**GIVEN PROBLEM:** Could you repeat the records below exactly, leaving out any pictures?

+===+

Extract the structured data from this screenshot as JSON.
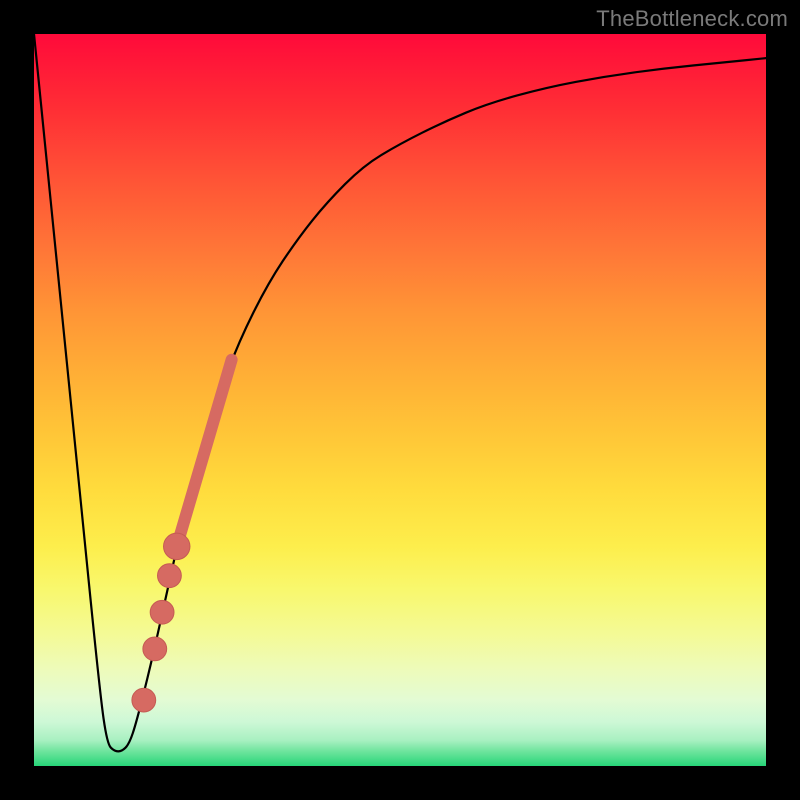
{
  "watermark": "TheBottleneck.com",
  "colors": {
    "frame": "#000000",
    "curve": "#000000",
    "marker": "#d66a62",
    "marker_stroke": "#c55b53"
  },
  "chart_data": {
    "type": "line",
    "title": "",
    "xlabel": "",
    "ylabel": "",
    "xlim": [
      0,
      100
    ],
    "ylim": [
      0,
      100
    ],
    "series": [
      {
        "name": "curve",
        "x": [
          0,
          3,
          6,
          9,
          10,
          11,
          12,
          13,
          14,
          16,
          18,
          20,
          22,
          25,
          28,
          32,
          36,
          40,
          45,
          50,
          56,
          62,
          70,
          78,
          86,
          94,
          100
        ],
        "y": [
          100,
          70,
          40,
          10,
          3,
          2,
          2,
          3,
          6,
          14,
          23,
          32,
          40,
          50,
          58,
          66,
          72,
          77,
          82,
          85,
          88,
          90.5,
          92.7,
          94.2,
          95.3,
          96.1,
          96.7
        ]
      }
    ],
    "markers": [
      {
        "x": 15.0,
        "y": 9,
        "r": 1.2
      },
      {
        "x": 16.5,
        "y": 16,
        "r": 1.2
      },
      {
        "x": 17.5,
        "y": 21,
        "r": 1.2
      },
      {
        "x": 18.5,
        "y": 26,
        "r": 1.2
      },
      {
        "x": 19.5,
        "y": 30,
        "r": 1.4
      }
    ],
    "thick_segment": {
      "x": [
        19.5,
        27.0
      ],
      "y": [
        30.0,
        55.5
      ]
    },
    "annotations": []
  }
}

+===+

**RESPONSE:**
Extract the structured data from this screenshot as JSON.
{
  "watermark": "TheBottleneck.com",
  "colors": {
    "frame": "#000000",
    "curve": "#000000",
    "marker": "#d66a62",
    "marker_stroke": "#c55b53"
  },
  "chart_data": {
    "type": "line",
    "title": "",
    "xlabel": "",
    "ylabel": "",
    "xlim": [
      0,
      100
    ],
    "ylim": [
      0,
      100
    ],
    "series": [
      {
        "name": "curve",
        "x": [
          0,
          3,
          6,
          9,
          10,
          11,
          12,
          13,
          14,
          16,
          18,
          20,
          22,
          25,
          28,
          32,
          36,
          40,
          45,
          50,
          56,
          62,
          70,
          78,
          86,
          94,
          100
        ],
        "y": [
          100,
          70,
          40,
          10,
          3,
          2,
          2,
          3,
          6,
          14,
          23,
          32,
          40,
          50,
          58,
          66,
          72,
          77,
          82,
          85,
          88,
          90.5,
          92.7,
          94.2,
          95.3,
          96.1,
          96.7
        ]
      }
    ],
    "markers": [
      {
        "x": 15.0,
        "y": 9,
        "r": 1.2
      },
      {
        "x": 16.5,
        "y": 16,
        "r": 1.2
      },
      {
        "x": 17.5,
        "y": 21,
        "r": 1.2
      },
      {
        "x": 18.5,
        "y": 26,
        "r": 1.2
      },
      {
        "x": 19.5,
        "y": 30,
        "r": 1.4
      }
    ],
    "thick_segment": {
      "x": [
        19.5,
        27.0
      ],
      "y": [
        30.0,
        55.5
      ]
    },
    "annotations": []
  }
}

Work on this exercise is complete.